■ **MATERIAL FOR THIS TASK**:
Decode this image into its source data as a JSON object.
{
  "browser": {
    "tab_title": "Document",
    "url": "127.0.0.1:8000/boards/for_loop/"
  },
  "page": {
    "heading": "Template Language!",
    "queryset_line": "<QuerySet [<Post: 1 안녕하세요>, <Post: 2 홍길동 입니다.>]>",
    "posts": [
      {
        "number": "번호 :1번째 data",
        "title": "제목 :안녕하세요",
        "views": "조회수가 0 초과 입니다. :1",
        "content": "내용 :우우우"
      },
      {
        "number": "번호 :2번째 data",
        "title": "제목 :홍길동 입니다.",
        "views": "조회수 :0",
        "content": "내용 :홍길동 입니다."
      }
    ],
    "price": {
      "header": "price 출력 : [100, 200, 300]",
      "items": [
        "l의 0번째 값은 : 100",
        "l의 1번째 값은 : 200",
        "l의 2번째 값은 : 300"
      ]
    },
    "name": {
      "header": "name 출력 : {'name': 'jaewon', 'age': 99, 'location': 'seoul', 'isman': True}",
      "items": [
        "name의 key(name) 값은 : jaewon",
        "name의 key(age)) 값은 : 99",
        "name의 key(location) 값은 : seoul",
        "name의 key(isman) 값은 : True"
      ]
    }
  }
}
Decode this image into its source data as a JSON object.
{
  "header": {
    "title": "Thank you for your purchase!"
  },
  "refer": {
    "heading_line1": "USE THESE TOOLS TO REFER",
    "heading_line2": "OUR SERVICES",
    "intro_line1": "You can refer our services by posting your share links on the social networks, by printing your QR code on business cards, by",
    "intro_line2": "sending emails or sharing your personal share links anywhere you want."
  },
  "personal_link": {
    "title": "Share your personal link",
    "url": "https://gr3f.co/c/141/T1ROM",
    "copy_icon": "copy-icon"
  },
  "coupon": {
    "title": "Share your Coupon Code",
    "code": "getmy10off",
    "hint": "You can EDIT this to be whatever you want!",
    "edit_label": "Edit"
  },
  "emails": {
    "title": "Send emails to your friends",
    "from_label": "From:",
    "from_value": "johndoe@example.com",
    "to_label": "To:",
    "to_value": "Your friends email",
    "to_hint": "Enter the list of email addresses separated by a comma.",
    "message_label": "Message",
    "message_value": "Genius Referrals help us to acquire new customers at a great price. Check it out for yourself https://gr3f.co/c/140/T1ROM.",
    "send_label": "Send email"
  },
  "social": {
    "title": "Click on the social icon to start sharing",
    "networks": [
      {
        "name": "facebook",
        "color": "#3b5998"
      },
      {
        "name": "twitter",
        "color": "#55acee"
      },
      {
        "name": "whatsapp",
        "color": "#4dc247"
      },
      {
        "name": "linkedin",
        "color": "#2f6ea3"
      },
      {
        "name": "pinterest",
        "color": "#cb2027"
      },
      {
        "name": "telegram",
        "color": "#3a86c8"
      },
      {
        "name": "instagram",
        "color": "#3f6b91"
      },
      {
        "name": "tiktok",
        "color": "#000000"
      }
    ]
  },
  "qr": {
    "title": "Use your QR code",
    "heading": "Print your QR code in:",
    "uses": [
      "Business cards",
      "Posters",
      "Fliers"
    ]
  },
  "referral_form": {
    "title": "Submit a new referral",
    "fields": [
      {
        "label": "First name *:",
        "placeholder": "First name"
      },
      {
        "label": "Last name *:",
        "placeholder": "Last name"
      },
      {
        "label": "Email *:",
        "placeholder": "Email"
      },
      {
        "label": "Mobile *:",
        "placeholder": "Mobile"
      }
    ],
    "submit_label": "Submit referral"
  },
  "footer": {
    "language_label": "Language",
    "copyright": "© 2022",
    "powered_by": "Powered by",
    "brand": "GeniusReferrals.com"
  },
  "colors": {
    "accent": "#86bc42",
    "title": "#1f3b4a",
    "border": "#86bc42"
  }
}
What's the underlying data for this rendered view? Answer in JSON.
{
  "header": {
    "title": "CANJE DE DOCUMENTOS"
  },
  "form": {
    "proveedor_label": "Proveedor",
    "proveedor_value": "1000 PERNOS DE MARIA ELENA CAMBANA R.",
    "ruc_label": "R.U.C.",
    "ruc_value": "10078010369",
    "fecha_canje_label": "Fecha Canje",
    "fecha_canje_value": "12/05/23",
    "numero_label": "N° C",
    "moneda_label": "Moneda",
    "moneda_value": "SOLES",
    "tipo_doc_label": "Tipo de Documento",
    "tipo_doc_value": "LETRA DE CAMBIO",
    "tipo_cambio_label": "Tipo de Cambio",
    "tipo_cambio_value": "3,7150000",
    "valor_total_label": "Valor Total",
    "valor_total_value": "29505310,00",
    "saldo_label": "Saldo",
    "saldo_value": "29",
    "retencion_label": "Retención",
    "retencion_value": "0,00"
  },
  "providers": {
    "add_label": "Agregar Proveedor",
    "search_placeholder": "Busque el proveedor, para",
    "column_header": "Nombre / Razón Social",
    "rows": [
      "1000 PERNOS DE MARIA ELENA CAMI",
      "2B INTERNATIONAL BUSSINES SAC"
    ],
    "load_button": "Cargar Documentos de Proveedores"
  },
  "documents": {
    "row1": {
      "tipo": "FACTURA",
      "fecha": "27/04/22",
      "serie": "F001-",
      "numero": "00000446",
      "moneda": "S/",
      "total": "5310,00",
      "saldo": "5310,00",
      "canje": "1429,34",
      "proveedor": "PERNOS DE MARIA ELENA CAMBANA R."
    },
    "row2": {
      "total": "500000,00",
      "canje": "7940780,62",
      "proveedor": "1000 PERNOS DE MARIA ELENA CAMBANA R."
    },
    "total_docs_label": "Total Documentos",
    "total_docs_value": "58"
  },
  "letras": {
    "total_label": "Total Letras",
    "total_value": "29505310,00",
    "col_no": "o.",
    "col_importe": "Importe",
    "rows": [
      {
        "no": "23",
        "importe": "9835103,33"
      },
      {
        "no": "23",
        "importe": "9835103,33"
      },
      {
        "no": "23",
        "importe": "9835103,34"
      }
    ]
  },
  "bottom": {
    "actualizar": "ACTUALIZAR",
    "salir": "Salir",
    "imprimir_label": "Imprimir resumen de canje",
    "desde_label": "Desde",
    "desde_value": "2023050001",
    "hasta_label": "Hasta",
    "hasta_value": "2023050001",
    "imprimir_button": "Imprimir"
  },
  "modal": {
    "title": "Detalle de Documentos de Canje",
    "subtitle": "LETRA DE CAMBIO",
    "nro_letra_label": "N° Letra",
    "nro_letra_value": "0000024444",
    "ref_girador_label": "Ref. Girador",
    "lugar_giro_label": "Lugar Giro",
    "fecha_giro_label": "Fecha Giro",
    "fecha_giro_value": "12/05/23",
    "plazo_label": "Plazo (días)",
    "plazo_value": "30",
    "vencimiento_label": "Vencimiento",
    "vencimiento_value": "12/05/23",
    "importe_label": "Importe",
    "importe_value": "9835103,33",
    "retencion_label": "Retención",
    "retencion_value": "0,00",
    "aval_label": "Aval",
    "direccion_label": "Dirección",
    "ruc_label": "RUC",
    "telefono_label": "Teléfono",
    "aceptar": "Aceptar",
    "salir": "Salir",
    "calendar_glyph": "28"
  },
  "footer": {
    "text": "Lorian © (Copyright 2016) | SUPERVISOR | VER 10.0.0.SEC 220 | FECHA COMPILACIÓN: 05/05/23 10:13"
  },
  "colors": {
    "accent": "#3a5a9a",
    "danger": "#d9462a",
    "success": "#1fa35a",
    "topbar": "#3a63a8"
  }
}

■ **AIM**:
Please quote the records above exactly, without skipping a line.

■ **TASK ANSWER**:
Decode this image into its source data as a JSON object.
{
  "browser": {
    "tab_title": "Document",
    "url": "127.0.0.1:8000/boards/for_loop/"
  },
  "page": {
    "heading": "Template Language!",
    "queryset_line": "<QuerySet [<Post: 1 안녕하세요>, <Post: 2 홍길동 입니다.>]>",
    "posts": [
      {
        "number": "번호 :1번째 data",
        "title": "제목 :안녕하세요",
        "views": "조회수가 0 초과 입니다. :1",
        "content": "내용 :우우우"
      },
      {
        "number": "번호 :2번째 data",
        "title": "제목 :홍길동 입니다.",
        "views": "조회수 :0",
        "content": "내용 :홍길동 입니다."
      }
    ],
    "price": {
      "header": "price 출력 : [100, 200, 300]",
      "items": [
        "l의 0번째 값은 : 100",
        "l의 1번째 값은 : 200",
        "l의 2번째 값은 : 300"
      ]
    },
    "name": {
      "header": "name 출력 : {'name': 'jaewon', 'age': 99, 'location': 'seoul', 'isman': True}",
      "items": [
        "name의 key(name) 값은 : jaewon",
        "name의 key(age)) 값은 : 99",
        "name의 key(location) 값은 : seoul",
        "name의 key(isman) 값은 : True"
      ]
    }
  }
}
Decode this image into its source data as a JSON object.
{
  "header": {
    "title": "Thank you for your purchase!"
  },
  "refer": {
    "heading_line1": "USE THESE TOOLS TO REFER",
    "heading_line2": "OUR SERVICES",
    "intro_line1": "You can refer our services by posting your share links on the social networks, by printing your QR code on business cards, by",
    "intro_line2": "sending emails or sharing your personal share links anywhere you want."
  },
  "personal_link": {
    "title": "Share your personal link",
    "url": "https://gr3f.co/c/141/T1ROM",
    "copy_icon": "copy-icon"
  },
  "coupon": {
    "title": "Share your Coupon Code",
    "code": "getmy10off",
    "hint": "You can EDIT this to be whatever you want!",
    "edit_label": "Edit"
  },
  "emails": {
    "title": "Send emails to your friends",
    "from_label": "From:",
    "from_value": "johndoe@example.com",
    "to_label": "To:",
    "to_value": "Your friends email",
    "to_hint": "Enter the list of email addresses separated by a comma.",
    "message_label": "Message",
    "message_value": "Genius Referrals help us to acquire new customers at a great price. Check it out for yourself https://gr3f.co/c/140/T1ROM.",
    "send_label": "Send email"
  },
  "social": {
    "title": "Click on the social icon to start sharing",
    "networks": [
      {
        "name": "facebook",
        "color": "#3b5998"
      },
      {
        "name": "twitter",
        "color": "#55acee"
      },
      {
        "name": "whatsapp",
        "color": "#4dc247"
      },
      {
        "name": "linkedin",
        "color": "#2f6ea3"
      },
      {
        "name": "pinterest",
        "color": "#cb2027"
      },
      {
        "name": "telegram",
        "color": "#3a86c8"
      },
      {
        "name": "instagram",
        "color": "#3f6b91"
      },
      {
        "name": "tiktok",
        "color": "#000000"
      }
    ]
  },
  "qr": {
    "title": "Use your QR code",
    "heading": "Print your QR code in:",
    "uses": [
      "Business cards",
      "Posters",
      "Fliers"
    ]
  },
  "referral_form": {
    "title": "Submit a new referral",
    "fields": [
      {
        "label": "First name *:",
        "placeholder": "First name"
      },
      {
        "label": "Last name *:",
        "placeholder": "Last name"
      },
      {
        "label": "Email *:",
        "placeholder": "Email"
      },
      {
        "label": "Mobile *:",
        "placeholder": "Mobile"
      }
    ],
    "submit_label": "Submit referral"
  },
  "footer": {
    "language_label": "Language",
    "copyright": "© 2022",
    "powered_by": "Powered by",
    "brand": "GeniusReferrals.com"
  },
  "colors": {
    "accent": "#86bc42",
    "title": "#1f3b4a",
    "border": "#86bc42"
  }
}
What's the underlying data for this rendered view? Answer in JSON.
{
  "header": {
    "title": "CANJE DE DOCUMENTOS"
  },
  "form": {
    "proveedor_label": "Proveedor",
    "proveedor_value": "1000 PERNOS DE MARIA ELENA CAMBANA R.",
    "ruc_label": "R.U.C.",
    "ruc_value": "10078010369",
    "fecha_canje_label": "Fecha Canje",
    "fecha_canje_value": "12/05/23",
    "numero_label": "N° C",
    "moneda_label": "Moneda",
    "moneda_value": "SOLES",
    "tipo_doc_label": "Tipo de Documento",
    "tipo_doc_value": "LETRA DE CAMBIO",
    "tipo_cambio_label": "Tipo de Cambio",
    "tipo_cambio_value": "3,7150000",
    "valor_total_label": "Valor Total",
    "valor_total_value": "29505310,00",
    "saldo_label": "Saldo",
    "saldo_value": "29",
    "retencion_label": "Retención",
    "retencion_value": "0,00"
  },
  "providers": {
    "add_label": "Agregar Proveedor",
    "search_placeholder": "Busque el proveedor, para",
    "column_header": "Nombre / Razón Social",
    "rows": [
      "1000 PERNOS DE MARIA ELENA CAMI",
      "2B INTERNATIONAL BUSSINES SAC"
    ],
    "load_button": "Cargar Documentos de Proveedores"
  },
  "documents": {
    "row1": {
      "tipo": "FACTURA",
      "fecha": "27/04/22",
      "serie": "F001-",
      "numero": "00000446",
      "moneda": "S/",
      "total": "5310,00",
      "saldo": "5310,00",
      "canje": "1429,34",
      "proveedor": "PERNOS DE MARIA ELENA CAMBANA R."
    },
    "row2": {
      "total": "500000,00",
      "canje": "7940780,62",
      "proveedor": "1000 PERNOS DE MARIA ELENA CAMBANA R."
    },
    "total_docs_label": "Total Documentos",
    "total_docs_value": "58"
  },
  "letras": {
    "total_label": "Total Letras",
    "total_value": "29505310,00",
    "col_no": "o.",
    "col_importe": "Importe",
    "rows": [
      {
        "no": "23",
        "importe": "9835103,33"
      },
      {
        "no": "23",
        "importe": "9835103,33"
      },
      {
        "no": "23",
        "importe": "9835103,34"
      }
    ]
  },
  "bottom": {
    "actualizar": "ACTUALIZAR",
    "salir": "Salir",
    "imprimir_label": "Imprimir resumen de canje",
    "desde_label": "Desde",
    "desde_value": "2023050001",
    "hasta_label": "Hasta",
    "hasta_value": "2023050001",
    "imprimir_button": "Imprimir"
  },
  "modal": {
    "title": "Detalle de Documentos de Canje",
    "subtitle": "LETRA DE CAMBIO",
    "nro_letra_label": "N° Letra",
    "nro_letra_value": "0000024444",
    "ref_girador_label": "Ref. Girador",
    "lugar_giro_label": "Lugar Giro",
    "fecha_giro_label": "Fecha Giro",
    "fecha_giro_value": "12/05/23",
    "plazo_label": "Plazo (días)",
    "plazo_value": "30",
    "vencimiento_label": "Vencimiento",
    "vencimiento_value": "12/05/23",
    "importe_label": "Importe",
    "importe_value": "9835103,33",
    "retencion_label": "Retención",
    "retencion_value": "0,00",
    "aval_label": "Aval",
    "direccion_label": "Dirección",
    "ruc_label": "RUC",
    "telefono_label": "Teléfono",
    "aceptar": "Aceptar",
    "salir": "Salir",
    "calendar_glyph": "28"
  },
  "footer": {
    "text": "Lorian © (Copyright 2016) | SUPERVISOR | VER 10.0.0.SEC 220 | FECHA COMPILACIÓN: 05/05/23 10:13"
  },
  "colors": {
    "accent": "#3a5a9a",
    "danger": "#d9462a",
    "success": "#1fa35a",
    "topbar": "#3a63a8"
  }
}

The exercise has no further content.